═════ Material

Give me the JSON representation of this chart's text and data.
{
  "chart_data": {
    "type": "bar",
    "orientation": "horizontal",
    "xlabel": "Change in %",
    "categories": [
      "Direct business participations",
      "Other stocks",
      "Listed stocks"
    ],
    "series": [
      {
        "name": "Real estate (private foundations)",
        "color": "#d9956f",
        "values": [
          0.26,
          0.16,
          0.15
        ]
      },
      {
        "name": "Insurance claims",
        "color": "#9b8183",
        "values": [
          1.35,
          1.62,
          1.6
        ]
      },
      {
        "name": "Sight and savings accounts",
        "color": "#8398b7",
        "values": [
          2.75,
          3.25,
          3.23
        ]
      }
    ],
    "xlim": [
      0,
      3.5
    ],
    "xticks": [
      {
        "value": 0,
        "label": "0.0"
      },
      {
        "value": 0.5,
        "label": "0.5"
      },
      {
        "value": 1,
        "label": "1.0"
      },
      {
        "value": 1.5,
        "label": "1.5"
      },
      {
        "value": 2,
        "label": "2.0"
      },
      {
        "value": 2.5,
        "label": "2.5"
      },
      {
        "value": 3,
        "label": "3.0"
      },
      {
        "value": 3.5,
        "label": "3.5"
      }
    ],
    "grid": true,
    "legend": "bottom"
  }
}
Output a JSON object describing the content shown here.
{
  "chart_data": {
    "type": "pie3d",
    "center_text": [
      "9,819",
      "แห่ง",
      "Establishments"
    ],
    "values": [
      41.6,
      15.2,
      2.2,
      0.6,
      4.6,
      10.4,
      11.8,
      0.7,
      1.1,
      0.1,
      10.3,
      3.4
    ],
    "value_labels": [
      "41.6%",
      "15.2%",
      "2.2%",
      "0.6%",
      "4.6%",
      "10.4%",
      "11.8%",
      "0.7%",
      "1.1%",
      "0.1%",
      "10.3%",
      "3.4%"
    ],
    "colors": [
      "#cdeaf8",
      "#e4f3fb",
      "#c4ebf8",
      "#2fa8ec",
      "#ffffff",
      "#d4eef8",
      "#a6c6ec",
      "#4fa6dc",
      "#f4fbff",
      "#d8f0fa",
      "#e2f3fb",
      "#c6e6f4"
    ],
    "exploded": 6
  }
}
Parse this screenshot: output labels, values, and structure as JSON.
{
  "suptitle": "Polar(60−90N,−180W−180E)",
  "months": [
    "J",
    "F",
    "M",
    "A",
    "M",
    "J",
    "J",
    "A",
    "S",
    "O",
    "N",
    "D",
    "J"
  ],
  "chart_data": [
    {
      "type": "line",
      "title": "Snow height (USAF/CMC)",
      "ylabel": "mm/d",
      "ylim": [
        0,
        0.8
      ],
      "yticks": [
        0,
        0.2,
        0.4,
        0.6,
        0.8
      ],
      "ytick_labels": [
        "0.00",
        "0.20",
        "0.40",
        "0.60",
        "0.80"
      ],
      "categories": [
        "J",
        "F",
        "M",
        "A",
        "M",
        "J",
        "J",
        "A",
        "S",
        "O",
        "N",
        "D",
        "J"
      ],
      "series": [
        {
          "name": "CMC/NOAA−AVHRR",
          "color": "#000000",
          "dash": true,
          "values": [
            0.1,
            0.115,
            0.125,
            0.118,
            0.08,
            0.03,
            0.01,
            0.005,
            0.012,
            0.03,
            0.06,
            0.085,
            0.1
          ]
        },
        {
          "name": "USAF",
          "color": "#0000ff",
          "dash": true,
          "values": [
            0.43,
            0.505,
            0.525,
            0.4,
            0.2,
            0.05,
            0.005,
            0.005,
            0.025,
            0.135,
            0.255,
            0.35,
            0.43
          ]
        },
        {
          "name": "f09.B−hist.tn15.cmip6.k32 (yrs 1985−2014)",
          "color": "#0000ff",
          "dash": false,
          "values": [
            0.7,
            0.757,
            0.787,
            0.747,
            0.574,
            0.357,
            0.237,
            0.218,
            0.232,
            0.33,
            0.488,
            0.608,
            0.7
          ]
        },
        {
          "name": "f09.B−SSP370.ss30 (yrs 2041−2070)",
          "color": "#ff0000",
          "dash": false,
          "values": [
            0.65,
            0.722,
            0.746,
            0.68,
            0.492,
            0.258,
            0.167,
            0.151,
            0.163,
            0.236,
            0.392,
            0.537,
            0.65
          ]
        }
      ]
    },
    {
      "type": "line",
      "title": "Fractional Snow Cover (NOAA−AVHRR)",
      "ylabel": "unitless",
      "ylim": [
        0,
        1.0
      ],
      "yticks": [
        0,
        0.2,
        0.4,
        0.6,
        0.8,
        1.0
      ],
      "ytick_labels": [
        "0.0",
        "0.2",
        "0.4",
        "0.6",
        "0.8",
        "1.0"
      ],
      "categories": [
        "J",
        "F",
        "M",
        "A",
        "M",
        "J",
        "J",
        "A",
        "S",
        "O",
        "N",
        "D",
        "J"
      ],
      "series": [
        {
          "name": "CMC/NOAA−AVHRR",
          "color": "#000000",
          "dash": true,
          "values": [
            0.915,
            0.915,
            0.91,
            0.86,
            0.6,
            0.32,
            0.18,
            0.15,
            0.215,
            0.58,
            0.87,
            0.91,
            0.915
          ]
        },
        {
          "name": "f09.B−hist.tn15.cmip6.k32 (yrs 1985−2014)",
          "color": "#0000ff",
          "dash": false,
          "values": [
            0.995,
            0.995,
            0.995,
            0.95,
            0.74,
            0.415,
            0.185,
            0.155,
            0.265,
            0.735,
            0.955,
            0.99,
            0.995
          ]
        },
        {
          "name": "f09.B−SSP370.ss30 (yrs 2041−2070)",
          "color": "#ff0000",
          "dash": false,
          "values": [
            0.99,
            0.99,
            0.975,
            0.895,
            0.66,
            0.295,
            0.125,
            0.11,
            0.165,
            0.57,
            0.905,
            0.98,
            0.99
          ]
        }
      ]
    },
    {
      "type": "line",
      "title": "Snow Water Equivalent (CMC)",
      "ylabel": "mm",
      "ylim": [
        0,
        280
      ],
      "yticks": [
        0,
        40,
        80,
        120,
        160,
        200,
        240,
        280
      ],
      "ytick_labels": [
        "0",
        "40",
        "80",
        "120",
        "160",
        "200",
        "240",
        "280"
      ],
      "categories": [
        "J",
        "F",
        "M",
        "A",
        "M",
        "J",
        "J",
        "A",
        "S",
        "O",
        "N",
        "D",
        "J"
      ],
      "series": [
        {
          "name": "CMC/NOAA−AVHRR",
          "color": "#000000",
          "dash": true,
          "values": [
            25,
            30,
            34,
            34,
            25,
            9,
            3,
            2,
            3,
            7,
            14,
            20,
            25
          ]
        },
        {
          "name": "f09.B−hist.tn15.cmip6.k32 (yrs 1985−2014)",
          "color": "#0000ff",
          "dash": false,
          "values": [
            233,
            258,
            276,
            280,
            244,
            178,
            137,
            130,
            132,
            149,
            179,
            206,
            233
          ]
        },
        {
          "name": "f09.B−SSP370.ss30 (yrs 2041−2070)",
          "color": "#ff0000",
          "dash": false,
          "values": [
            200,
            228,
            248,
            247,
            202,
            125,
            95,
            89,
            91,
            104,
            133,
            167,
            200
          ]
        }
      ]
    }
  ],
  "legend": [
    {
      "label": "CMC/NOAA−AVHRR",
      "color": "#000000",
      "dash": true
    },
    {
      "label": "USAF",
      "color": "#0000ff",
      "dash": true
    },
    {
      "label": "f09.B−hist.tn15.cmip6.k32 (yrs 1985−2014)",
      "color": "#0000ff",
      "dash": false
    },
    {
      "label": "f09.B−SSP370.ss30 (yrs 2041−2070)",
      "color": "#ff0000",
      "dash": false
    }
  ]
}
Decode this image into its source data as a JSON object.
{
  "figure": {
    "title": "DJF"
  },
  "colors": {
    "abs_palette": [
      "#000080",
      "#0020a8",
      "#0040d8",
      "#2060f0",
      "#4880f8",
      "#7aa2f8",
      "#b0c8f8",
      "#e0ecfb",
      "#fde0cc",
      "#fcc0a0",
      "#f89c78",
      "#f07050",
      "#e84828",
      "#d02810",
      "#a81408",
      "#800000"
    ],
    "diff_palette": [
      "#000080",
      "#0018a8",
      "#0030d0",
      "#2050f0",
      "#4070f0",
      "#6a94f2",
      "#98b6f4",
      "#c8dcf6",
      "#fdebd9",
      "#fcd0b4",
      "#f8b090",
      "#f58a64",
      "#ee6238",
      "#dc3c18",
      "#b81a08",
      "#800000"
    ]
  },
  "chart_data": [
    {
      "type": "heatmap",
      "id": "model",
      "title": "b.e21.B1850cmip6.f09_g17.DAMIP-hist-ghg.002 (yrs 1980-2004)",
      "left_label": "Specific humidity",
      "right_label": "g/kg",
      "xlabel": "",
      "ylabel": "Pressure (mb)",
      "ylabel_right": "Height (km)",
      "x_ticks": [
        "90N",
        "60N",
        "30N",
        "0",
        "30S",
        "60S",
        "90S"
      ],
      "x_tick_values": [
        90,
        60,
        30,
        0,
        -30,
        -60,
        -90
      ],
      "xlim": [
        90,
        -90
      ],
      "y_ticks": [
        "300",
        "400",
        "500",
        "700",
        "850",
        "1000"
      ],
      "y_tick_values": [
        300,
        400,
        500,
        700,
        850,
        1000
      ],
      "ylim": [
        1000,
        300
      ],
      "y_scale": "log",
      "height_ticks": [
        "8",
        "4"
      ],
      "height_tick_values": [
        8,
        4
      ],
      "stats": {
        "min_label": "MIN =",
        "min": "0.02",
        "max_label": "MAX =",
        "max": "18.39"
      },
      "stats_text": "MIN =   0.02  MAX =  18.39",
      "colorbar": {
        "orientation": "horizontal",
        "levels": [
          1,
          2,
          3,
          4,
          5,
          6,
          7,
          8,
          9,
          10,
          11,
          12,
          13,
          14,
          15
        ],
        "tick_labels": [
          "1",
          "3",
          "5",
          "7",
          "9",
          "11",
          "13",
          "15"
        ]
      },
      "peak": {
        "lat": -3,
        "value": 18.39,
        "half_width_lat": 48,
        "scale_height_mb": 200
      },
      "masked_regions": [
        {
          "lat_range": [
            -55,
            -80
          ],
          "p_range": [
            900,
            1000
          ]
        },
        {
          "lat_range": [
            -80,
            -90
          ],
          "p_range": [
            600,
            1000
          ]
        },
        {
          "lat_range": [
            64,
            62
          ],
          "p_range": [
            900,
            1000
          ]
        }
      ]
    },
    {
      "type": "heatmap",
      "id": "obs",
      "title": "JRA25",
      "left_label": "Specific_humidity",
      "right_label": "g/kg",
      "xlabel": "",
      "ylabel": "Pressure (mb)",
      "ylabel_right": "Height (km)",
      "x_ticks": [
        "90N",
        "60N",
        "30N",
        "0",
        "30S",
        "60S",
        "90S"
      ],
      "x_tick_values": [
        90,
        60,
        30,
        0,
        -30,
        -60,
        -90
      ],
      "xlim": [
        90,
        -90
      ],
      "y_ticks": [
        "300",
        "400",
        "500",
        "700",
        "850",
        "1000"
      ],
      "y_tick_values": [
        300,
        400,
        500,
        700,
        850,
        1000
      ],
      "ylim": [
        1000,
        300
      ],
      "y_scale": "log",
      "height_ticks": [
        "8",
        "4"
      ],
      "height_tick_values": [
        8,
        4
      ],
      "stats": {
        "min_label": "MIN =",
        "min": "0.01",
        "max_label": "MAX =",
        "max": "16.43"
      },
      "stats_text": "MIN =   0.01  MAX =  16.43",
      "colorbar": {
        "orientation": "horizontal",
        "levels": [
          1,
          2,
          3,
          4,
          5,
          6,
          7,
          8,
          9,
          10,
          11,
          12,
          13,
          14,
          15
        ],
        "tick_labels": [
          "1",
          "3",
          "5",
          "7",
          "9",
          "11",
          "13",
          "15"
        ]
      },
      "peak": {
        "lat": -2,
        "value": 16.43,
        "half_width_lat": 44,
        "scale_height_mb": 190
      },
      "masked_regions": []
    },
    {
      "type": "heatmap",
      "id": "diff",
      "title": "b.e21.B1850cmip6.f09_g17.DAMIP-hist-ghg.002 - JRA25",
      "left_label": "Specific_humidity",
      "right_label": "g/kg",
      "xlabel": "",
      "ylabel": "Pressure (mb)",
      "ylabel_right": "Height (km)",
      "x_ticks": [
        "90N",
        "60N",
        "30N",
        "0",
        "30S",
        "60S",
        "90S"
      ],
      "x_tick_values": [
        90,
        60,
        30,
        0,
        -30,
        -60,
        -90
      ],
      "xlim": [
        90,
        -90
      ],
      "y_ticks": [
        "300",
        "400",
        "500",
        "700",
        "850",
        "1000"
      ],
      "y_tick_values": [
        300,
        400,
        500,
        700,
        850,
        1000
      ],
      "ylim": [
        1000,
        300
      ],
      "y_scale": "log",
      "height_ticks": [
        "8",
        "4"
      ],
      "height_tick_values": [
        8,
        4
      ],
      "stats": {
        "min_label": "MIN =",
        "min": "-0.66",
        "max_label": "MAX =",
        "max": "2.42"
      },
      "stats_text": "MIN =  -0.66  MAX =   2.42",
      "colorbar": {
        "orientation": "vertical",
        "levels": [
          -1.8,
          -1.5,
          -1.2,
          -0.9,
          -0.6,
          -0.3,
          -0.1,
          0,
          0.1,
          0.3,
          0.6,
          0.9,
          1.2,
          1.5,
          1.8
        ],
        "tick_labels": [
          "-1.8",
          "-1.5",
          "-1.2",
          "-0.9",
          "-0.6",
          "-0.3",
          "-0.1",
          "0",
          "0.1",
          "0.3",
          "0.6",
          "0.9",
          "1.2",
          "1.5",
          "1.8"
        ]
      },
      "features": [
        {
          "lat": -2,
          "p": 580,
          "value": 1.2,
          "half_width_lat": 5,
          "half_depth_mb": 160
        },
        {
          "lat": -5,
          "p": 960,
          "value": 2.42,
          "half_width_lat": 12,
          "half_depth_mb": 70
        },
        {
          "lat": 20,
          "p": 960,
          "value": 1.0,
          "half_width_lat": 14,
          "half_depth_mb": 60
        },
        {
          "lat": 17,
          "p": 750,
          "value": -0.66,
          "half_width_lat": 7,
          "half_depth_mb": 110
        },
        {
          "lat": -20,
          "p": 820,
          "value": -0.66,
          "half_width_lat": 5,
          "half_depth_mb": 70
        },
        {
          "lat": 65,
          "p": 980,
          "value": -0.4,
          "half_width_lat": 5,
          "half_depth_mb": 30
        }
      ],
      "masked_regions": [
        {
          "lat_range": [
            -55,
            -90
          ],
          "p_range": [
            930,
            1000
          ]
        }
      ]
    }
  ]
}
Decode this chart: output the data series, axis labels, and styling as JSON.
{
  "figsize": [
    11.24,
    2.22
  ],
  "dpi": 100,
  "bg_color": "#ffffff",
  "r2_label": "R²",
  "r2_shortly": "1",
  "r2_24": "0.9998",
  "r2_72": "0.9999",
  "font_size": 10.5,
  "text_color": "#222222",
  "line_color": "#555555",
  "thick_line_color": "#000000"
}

══════════

What is required
Begin with the line that contains "Decode this chart: output" and end with the last line of the records; set down every line in that span exactly, and nothing else.

Response to the task
Decode this chart: output the data series, axis labels, and styling as JSON.
{
  "figsize": [
    11.24,
    2.22
  ],
  "dpi": 100,
  "bg_color": "#ffffff",
  "r2_label": "R²",
  "r2_shortly": "1",
  "r2_24": "0.9998",
  "r2_72": "0.9999",
  "font_size": 10.5,
  "text_color": "#222222",
  "line_color": "#555555",
  "thick_line_color": "#000000"
}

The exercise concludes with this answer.